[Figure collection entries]
— Start —
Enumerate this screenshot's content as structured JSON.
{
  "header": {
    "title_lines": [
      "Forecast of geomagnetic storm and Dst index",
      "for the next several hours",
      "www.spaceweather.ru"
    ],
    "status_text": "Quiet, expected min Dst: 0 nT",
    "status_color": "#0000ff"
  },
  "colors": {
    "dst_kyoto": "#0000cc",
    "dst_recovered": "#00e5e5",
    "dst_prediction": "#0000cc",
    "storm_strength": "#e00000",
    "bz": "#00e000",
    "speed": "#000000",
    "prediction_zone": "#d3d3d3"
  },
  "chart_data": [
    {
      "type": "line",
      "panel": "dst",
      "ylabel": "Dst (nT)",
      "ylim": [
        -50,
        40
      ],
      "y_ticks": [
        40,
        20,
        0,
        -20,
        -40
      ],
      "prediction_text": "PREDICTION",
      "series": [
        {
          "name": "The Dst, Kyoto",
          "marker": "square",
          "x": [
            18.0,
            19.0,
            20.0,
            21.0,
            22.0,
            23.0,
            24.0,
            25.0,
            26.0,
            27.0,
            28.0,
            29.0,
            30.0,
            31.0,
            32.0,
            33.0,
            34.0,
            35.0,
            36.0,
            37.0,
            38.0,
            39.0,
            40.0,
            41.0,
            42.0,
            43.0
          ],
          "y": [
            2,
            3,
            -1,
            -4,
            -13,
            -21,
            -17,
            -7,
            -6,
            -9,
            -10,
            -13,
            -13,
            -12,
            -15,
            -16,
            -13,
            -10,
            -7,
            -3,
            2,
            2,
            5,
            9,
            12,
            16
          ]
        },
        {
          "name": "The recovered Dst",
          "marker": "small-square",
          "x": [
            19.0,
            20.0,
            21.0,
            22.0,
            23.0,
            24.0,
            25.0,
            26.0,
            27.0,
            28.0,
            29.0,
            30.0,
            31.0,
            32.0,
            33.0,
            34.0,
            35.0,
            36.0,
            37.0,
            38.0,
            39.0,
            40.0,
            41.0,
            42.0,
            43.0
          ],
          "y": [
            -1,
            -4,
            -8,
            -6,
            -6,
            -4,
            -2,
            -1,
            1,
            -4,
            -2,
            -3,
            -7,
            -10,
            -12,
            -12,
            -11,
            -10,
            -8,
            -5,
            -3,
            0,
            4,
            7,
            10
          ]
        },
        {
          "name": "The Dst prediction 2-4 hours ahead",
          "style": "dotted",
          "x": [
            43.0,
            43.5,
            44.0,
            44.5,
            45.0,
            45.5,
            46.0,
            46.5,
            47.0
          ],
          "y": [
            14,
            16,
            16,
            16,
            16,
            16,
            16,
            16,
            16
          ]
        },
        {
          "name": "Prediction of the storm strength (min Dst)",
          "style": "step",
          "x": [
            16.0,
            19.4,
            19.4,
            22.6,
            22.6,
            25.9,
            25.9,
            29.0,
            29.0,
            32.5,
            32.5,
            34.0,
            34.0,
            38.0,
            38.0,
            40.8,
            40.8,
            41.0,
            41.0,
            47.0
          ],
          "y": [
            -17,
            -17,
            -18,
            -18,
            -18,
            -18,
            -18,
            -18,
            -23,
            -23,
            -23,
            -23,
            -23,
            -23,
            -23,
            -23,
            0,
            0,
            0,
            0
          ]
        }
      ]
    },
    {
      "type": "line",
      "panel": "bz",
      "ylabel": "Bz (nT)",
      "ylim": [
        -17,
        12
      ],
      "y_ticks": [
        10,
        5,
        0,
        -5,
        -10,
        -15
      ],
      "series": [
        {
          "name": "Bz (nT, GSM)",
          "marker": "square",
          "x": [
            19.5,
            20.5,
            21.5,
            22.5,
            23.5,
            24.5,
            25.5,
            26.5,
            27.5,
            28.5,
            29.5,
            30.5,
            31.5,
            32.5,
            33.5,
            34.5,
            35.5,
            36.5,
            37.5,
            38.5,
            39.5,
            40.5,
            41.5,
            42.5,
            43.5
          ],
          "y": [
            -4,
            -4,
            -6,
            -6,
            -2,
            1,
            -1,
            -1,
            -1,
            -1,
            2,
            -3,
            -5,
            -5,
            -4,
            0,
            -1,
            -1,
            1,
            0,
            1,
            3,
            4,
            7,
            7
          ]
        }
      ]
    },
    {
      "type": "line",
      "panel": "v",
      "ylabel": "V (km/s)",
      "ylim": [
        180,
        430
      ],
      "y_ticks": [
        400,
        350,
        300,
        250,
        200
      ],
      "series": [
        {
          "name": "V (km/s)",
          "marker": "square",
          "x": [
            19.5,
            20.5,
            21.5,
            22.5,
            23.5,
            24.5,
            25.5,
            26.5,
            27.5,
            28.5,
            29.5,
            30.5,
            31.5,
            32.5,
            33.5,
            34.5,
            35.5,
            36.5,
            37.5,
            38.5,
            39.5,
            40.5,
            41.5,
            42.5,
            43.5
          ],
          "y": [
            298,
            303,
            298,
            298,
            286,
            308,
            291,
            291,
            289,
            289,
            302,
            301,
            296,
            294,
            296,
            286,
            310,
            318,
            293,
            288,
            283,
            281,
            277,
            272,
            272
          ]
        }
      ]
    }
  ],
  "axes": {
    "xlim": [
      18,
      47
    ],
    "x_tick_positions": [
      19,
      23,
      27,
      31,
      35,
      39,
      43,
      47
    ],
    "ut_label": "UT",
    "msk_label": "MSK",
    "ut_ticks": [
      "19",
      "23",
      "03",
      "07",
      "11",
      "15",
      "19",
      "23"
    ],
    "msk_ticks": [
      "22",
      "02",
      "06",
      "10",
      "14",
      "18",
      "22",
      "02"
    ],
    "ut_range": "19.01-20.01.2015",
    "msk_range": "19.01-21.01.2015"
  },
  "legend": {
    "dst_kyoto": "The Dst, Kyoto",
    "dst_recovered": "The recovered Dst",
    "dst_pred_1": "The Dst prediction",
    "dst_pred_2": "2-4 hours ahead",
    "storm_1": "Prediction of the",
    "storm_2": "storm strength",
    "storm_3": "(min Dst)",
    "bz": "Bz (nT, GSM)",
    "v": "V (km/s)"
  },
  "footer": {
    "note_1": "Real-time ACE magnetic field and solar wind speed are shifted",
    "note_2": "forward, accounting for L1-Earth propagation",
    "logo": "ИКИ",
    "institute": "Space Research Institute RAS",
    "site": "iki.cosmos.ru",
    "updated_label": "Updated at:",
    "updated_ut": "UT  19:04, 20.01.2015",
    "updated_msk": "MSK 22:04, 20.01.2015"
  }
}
— End —
Stated problem: Provide an exact reproduction of all the entries shown above.

Expected output:
Enumerate this screenshot's content as structured JSON.
{
  "header": {
    "title_lines": [
      "Forecast of geomagnetic storm and Dst index",
      "for the next several hours",
      "www.spaceweather.ru"
    ],
    "status_text": "Quiet, expected min Dst: 0 nT",
    "status_color": "#0000ff"
  },
  "colors": {
    "dst_kyoto": "#0000cc",
    "dst_recovered": "#00e5e5",
    "dst_prediction": "#0000cc",
    "storm_strength": "#e00000",
    "bz": "#00e000",
    "speed": "#000000",
    "prediction_zone": "#d3d3d3"
  },
  "chart_data": [
    {
      "type": "line",
      "panel": "dst",
      "ylabel": "Dst (nT)",
      "ylim": [
        -50,
        40
      ],
      "y_ticks": [
        40,
        20,
        0,
        -20,
        -40
      ],
      "prediction_text": "PREDICTION",
      "series": [
        {
          "name": "The Dst, Kyoto",
          "marker": "square",
          "x": [
            18.0,
            19.0,
            20.0,
            21.0,
            22.0,
            23.0,
            24.0,
            25.0,
            26.0,
            27.0,
            28.0,
            29.0,
            30.0,
            31.0,
            32.0,
            33.0,
            34.0,
            35.0,
            36.0,
            37.0,
            38.0,
            39.0,
            40.0,
            41.0,
            42.0,
            43.0
          ],
          "y": [
            2,
            3,
            -1,
            -4,
            -13,
            -21,
            -17,
            -7,
            -6,
            -9,
            -10,
            -13,
            -13,
            -12,
            -15,
            -16,
            -13,
            -10,
            -7,
            -3,
            2,
            2,
            5,
            9,
            12,
            16
          ]
        },
        {
          "name": "The recovered Dst",
          "marker": "small-square",
          "x": [
            19.0,
            20.0,
            21.0,
            22.0,
            23.0,
            24.0,
            25.0,
            26.0,
            27.0,
            28.0,
            29.0,
            30.0,
            31.0,
            32.0,
            33.0,
            34.0,
            35.0,
            36.0,
            37.0,
            38.0,
            39.0,
            40.0,
            41.0,
            42.0,
            43.0
          ],
          "y": [
            -1,
            -4,
            -8,
            -6,
            -6,
            -4,
            -2,
            -1,
            1,
            -4,
            -2,
            -3,
            -7,
            -10,
            -12,
            -12,
            -11,
            -10,
            -8,
            -5,
            -3,
            0,
            4,
            7,
            10
          ]
        },
        {
          "name": "The Dst prediction 2-4 hours ahead",
          "style": "dotted",
          "x": [
            43.0,
            43.5,
            44.0,
            44.5,
            45.0,
            45.5,
            46.0,
            46.5,
            47.0
          ],
          "y": [
            14,
            16,
            16,
            16,
            16,
            16,
            16,
            16,
            16
          ]
        },
        {
          "name": "Prediction of the storm strength (min Dst)",
          "style": "step",
          "x": [
            16.0,
            19.4,
            19.4,
            22.6,
            22.6,
            25.9,
            25.9,
            29.0,
            29.0,
            32.5,
            32.5,
            34.0,
            34.0,
            38.0,
            38.0,
            40.8,
            40.8,
            41.0,
            41.0,
            47.0
          ],
          "y": [
            -17,
            -17,
            -18,
            -18,
            -18,
            -18,
            -18,
            -18,
            -23,
            -23,
            -23,
            -23,
            -23,
            -23,
            -23,
            -23,
            0,
            0,
            0,
            0
          ]
        }
      ]
    },
    {
      "type": "line",
      "panel": "bz",
      "ylabel": "Bz (nT)",
      "ylim": [
        -17,
        12
      ],
      "y_ticks": [
        10,
        5,
        0,
        -5,
        -10,
        -15
      ],
      "series": [
        {
          "name": "Bz (nT, GSM)",
          "marker": "square",
          "x": [
            19.5,
            20.5,
            21.5,
            22.5,
            23.5,
            24.5,
            25.5,
            26.5,
            27.5,
            28.5,
            29.5,
            30.5,
            31.5,
            32.5,
            33.5,
            34.5,
            35.5,
            36.5,
            37.5,
            38.5,
            39.5,
            40.5,
            41.5,
            42.5,
            43.5
          ],
          "y": [
            -4,
            -4,
            -6,
            -6,
            -2,
            1,
            -1,
            -1,
            -1,
            -1,
            2,
            -3,
            -5,
            -5,
            -4,
            0,
            -1,
            -1,
            1,
            0,
            1,
            3,
            4,
            7,
            7
          ]
        }
      ]
    },
    {
      "type": "line",
      "panel": "v",
      "ylabel": "V (km/s)",
      "ylim": [
        180,
        430
      ],
      "y_ticks": [
        400,
        350,
        300,
        250,
        200
      ],
      "series": [
        {
          "name": "V (km/s)",
          "marker": "square",
          "x": [
            19.5,
            20.5,
            21.5,
            22.5,
            23.5,
            24.5,
            25.5,
            26.5,
            27.5,
            28.5,
            29.5,
            30.5,
            31.5,
            32.5,
            33.5,
            34.5,
            35.5,
            36.5,
            37.5,
            38.5,
            39.5,
            40.5,
            41.5,
            42.5,
            43.5
          ],
          "y": [
            298,
            303,
            298,
            298,
            286,
            308,
            291,
            291,
            289,
            289,
            302,
            301,
            296,
            294,
            296,
            286,
            310,
            318,
            293,
            288,
            283,
            281,
            277,
            272,
            272
          ]
        }
      ]
    }
  ],
  "axes": {
    "xlim": [
      18,
      47
    ],
    "x_tick_positions": [
      19,
      23,
      27,
      31,
      35,
      39,
      43,
      47
    ],
    "ut_label": "UT",
    "msk_label": "MSK",
    "ut_ticks": [
      "19",
      "23",
      "03",
      "07",
      "11",
      "15",
      "19",
      "23"
    ],
    "msk_ticks": [
      "22",
      "02",
      "06",
      "10",
      "14",
      "18",
      "22",
      "02"
    ],
    "ut_range": "19.01-20.01.2015",
    "msk_range": "19.01-21.01.2015"
  },
  "legend": {
    "dst_kyoto": "The Dst, Kyoto",
    "dst_recovered": "The recovered Dst",
    "dst_pred_1": "The Dst prediction",
    "dst_pred_2": "2-4 hours ahead",
    "storm_1": "Prediction of the",
    "storm_2": "storm strength",
    "storm_3": "(min Dst)",
    "bz": "Bz (nT, GSM)",
    "v": "V (km/s)"
  },
  "footer": {
    "note_1": "Real-time ACE magnetic field and solar wind speed are shifted",
    "note_2": "forward, accounting for L1-Earth propagation",
    "logo": "ИКИ",
    "institute": "Space Research Institute RAS",
    "site": "iki.cosmos.ru",
    "updated_label": "Updated at:",
    "updated_ut": "UT  19:04, 20.01.2015",
    "updated_msk": "MSK 22:04, 20.01.2015"
  }
}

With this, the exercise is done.